PROVIDED INFORMATION:
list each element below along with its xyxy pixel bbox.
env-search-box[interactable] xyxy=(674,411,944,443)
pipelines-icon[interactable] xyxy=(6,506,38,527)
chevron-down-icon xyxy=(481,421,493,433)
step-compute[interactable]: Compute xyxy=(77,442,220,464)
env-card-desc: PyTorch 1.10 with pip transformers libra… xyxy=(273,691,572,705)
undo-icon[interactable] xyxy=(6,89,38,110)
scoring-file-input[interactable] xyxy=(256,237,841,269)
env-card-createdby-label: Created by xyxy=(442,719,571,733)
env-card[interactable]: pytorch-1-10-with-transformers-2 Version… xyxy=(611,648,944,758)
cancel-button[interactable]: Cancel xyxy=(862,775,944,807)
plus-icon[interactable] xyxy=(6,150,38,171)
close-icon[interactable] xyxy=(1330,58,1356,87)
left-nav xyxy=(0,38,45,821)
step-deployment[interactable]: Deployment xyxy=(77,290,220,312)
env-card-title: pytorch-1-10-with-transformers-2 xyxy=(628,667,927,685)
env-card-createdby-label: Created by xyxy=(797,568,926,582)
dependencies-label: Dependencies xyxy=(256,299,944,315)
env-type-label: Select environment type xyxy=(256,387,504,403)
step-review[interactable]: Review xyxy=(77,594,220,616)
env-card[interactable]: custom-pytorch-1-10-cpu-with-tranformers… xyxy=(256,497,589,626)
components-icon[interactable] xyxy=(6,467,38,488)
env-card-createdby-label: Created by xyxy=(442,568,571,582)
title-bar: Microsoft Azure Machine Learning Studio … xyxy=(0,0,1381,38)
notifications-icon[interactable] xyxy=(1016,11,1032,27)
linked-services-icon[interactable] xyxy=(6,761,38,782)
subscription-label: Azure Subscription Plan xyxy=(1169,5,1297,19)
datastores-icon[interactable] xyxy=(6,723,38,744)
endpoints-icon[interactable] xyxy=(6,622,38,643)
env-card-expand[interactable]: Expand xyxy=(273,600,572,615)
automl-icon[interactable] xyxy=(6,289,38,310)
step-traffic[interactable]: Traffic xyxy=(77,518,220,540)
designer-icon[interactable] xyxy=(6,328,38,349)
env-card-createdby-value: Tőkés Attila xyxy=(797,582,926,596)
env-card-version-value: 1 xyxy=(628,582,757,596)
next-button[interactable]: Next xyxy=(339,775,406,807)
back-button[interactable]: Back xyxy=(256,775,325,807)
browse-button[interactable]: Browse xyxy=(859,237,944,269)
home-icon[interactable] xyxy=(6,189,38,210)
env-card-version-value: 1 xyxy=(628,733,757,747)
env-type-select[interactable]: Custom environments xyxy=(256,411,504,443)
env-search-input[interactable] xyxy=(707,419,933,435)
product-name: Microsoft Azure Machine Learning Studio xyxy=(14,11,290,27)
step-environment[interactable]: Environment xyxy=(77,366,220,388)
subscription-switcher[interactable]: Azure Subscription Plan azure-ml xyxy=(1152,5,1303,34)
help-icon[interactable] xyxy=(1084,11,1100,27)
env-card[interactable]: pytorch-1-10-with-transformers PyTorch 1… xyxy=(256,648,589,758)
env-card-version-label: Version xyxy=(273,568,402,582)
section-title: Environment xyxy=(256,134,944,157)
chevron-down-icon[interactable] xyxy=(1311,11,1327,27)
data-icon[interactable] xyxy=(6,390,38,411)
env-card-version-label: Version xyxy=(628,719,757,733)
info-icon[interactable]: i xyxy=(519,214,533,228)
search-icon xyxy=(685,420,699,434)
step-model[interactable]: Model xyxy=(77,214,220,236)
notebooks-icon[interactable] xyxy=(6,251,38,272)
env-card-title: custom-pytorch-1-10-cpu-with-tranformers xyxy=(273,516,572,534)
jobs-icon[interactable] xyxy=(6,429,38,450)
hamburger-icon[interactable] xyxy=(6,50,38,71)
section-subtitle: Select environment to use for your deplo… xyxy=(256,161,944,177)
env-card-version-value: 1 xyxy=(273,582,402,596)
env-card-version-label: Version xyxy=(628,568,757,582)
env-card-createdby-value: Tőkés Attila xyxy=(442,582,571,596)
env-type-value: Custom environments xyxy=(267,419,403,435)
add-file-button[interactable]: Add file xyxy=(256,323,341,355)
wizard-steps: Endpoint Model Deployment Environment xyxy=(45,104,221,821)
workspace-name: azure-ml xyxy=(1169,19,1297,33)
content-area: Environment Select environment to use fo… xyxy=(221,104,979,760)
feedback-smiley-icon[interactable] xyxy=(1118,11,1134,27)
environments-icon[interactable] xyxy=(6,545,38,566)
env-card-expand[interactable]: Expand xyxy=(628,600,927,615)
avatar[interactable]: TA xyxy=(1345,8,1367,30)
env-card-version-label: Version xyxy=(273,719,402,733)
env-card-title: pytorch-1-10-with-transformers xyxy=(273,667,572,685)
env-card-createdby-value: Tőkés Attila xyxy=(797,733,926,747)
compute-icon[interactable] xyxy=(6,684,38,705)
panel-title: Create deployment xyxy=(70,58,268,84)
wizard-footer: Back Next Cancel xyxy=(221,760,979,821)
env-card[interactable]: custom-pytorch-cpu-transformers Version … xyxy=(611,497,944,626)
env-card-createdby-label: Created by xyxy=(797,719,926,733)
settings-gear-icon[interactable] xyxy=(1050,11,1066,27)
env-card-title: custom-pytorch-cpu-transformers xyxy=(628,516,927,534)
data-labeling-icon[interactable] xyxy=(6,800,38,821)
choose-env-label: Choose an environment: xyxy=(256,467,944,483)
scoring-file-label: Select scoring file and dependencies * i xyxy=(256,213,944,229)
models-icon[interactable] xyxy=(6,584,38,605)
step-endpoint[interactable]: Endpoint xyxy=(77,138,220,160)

SET PROBLEM:
Render every line of the listing above as a Markdown table whose columns are No., holding the row number, and Line, holding the line itself. Omit any blank lines.

RESPONSE TO THE TASK:
| No. | Line |
|---|---|
| 1 | list each element below along with its xyxy pixel bbox. |
| 2 | env-search-box[interactable] xyxy=(674,411,944,443) |
| 3 | pipelines-icon[interactable] xyxy=(6,506,38,527) |
| 4 | chevron-down-icon xyxy=(481,421,493,433) |
| 5 | step-compute[interactable]: Compute xyxy=(77,442,220,464) |
| 6 | env-card-desc: PyTorch 1.10 with pip transformers libra… xyxy=(273,691,572,705) |
| 7 | undo-icon[interactable] xyxy=(6,89,38,110) |
| 8 | scoring-file-input[interactable] xyxy=(256,237,841,269) |
| 9 | env-card-createdby-label: Created by xyxy=(442,719,571,733) |
| 10 | env-card[interactable]: pytorch-1-10-with-transformers-2 Version… xyxy=(611,648,944,758) |
| 11 | cancel-button[interactable]: Cancel xyxy=(862,775,944,807) |
| 12 | plus-icon[interactable] xyxy=(6,150,38,171) |
| 13 | close-icon[interactable] xyxy=(1330,58,1356,87) |
| 14 | left-nav xyxy=(0,38,45,821) |
| 15 | step-deployment[interactable]: Deployment xyxy=(77,290,220,312) |
| 16 | env-card-title: pytorch-1-10-with-transformers-2 xyxy=(628,667,927,685) |
| 17 | env-card-createdby-label: Created by xyxy=(797,568,926,582) |
| 18 | dependencies-label: Dependencies xyxy=(256,299,944,315) |
| 19 | env-type-label: Select environment type xyxy=(256,387,504,403) |
| 20 | step-review[interactable]: Review xyxy=(77,594,220,616) |
| 21 | env-card[interactable]: custom-pytorch-1-10-cpu-with-tranformers… xyxy=(256,497,589,626) |
| 22 | components-icon[interactable] xyxy=(6,467,38,488) |
| 23 | env-card-createdby-label: Created by xyxy=(442,568,571,582) |
| 24 | title-bar: Microsoft Azure Machine Learning Studio … xyxy=(0,0,1381,38) |
| 25 | notifications-icon[interactable] xyxy=(1016,11,1032,27) |
| 26 | linked-services-icon[interactable] xyxy=(6,761,38,782) |
| 27 | subscription-label: Azure Subscription Plan xyxy=(1169,5,1297,19) |
| 28 | datastores-icon[interactable] xyxy=(6,723,38,744) |
| 29 | endpoints-icon[interactable] xyxy=(6,622,38,643) |
| 30 | env-card-expand[interactable]: Expand xyxy=(273,600,572,615) |
| 31 | automl-icon[interactable] xyxy=(6,289,38,310) |
| 32 | step-traffic[interactable]: Traffic xyxy=(77,518,220,540) |
| 33 | designer-icon[interactable] xyxy=(6,328,38,349) |
| 34 | env-card-createdby-value: Tőkés Attila xyxy=(797,582,926,596) |
| 35 | env-card-version-value: 1 xyxy=(628,582,757,596) |
| 36 | next-button[interactable]: Next xyxy=(339,775,406,807) |
| 37 | back-button[interactable]: Back xyxy=(256,775,325,807) |
| 38 | browse-button[interactable]: Browse xyxy=(859,237,944,269) |
| 39 | home-icon[interactable] xyxy=(6,189,38,210) |
| 40 | env-card-version-value: 1 xyxy=(628,733,757,747) |
| 41 | env-type-select[interactable]: Custom environments xyxy=(256,411,504,443) |
| 42 | env-search-input[interactable] xyxy=(707,419,933,435) |
| 43 | product-name: Microsoft Azure Machine Learning Studio xyxy=(14,11,290,27) |
| 44 | step-environment[interactable]: Environment xyxy=(77,366,220,388) |
| 45 | subscription-switcher[interactable]: Azure Subscription Plan azure-ml xyxy=(1152,5,1303,34) |
| 46 | help-icon[interactable] xyxy=(1084,11,1100,27) |
| 47 | env-card[interactable]: pytorch-1-10-with-transformers PyTorch 1… xyxy=(256,648,589,758) |
| 48 | env-card-version-label: Version xyxy=(273,568,402,582) |
| 49 | section-title: Environment xyxy=(256,134,944,157) |
| 50 | chevron-down-icon[interactable] xyxy=(1311,11,1327,27) |
| 51 | data-icon[interactable] xyxy=(6,390,38,411) |
| 52 | env-card-version-label: Version xyxy=(628,719,757,733) |
| 53 | info-icon[interactable]: i xyxy=(519,214,533,228) |
| 54 | search-icon xyxy=(685,420,699,434) |
| 55 | step-model[interactable]: Model xyxy=(77,214,220,236) |
| 56 | notebooks-icon[interactable] xyxy=(6,251,38,272) |
| 57 | env-card-title: custom-pytorch-1-10-cpu-with-tranformers xyxy=(273,516,572,534) |
| 58 | jobs-icon[interactable] xyxy=(6,429,38,450) |
| 59 | hamburger-icon[interactable] xyxy=(6,50,38,71) |
| 60 | section-subtitle: Select environment to use for your deplo… xyxy=(256,161,944,177) |
| 61 | env-card-version-value: 1 xyxy=(273,582,402,596) |
| 62 | env-card-version-label: Version xyxy=(628,568,757,582) |
| 63 | env-card-createdby-value: Tőkés Attila xyxy=(442,582,571,596) |
| 64 | env-type-value: Custom environments xyxy=(267,419,403,435) |
| 65 | add-file-button[interactable]: Add file xyxy=(256,323,341,355) |
| 66 | wizard-steps: Endpoint Model Deployment Environment xyxy=(45,104,221,821) |
| 67 | workspace-name: azure-ml xyxy=(1169,19,1297,33) |
| 68 | content-area: Environment Select environment to use fo… xyxy=(221,104,979,760) |
| 69 | feedback-smiley-icon[interactable] xyxy=(1118,11,1134,27) |
| 70 | environments-icon[interactable] xyxy=(6,545,38,566) |
| 71 | env-card-expand[interactable]: Expand xyxy=(628,600,927,615) |
| 72 | avatar[interactable]: TA xyxy=(1345,8,1367,30) |
| 73 | env-card-version-label: Version xyxy=(273,719,402,733) |
| 74 | env-card-title: pytorch-1-10-with-transformers xyxy=(273,667,572,685) |
| 75 | env-card-createdby-value: Tőkés Attila xyxy=(797,733,926,747) |
| 76 | compute-icon[interactable] xyxy=(6,684,38,705) |
| 77 | panel-title: Create deployment xyxy=(70,58,268,84) |
| 78 | wizard-footer: Back Next Cancel xyxy=(221,760,979,821) |
| 79 | env-card[interactable]: custom-pytorch-cpu-transformers Version … xyxy=(611,497,944,626) |
| 80 | env-card-createdby-label: Created by xyxy=(797,719,926,733) |
| 81 | settings-gear-icon[interactable] xyxy=(1050,11,1066,27) |
| 82 | env-card-title: custom-pytorch-cpu-transformers xyxy=(628,516,927,534) |
| 83 | data-labeling-icon[interactable] xyxy=(6,800,38,821) |
| 84 | choose-env-label: Choose an environment: xyxy=(256,467,944,483) |
| 85 | scoring-file-label: Select scoring file and dependencies * i xyxy=(256,213,944,229) |
| 86 | models-icon[interactable] xyxy=(6,584,38,605) |
| 87 | step-endpoint[interactable]: Endpoint xyxy=(77,138,220,160) |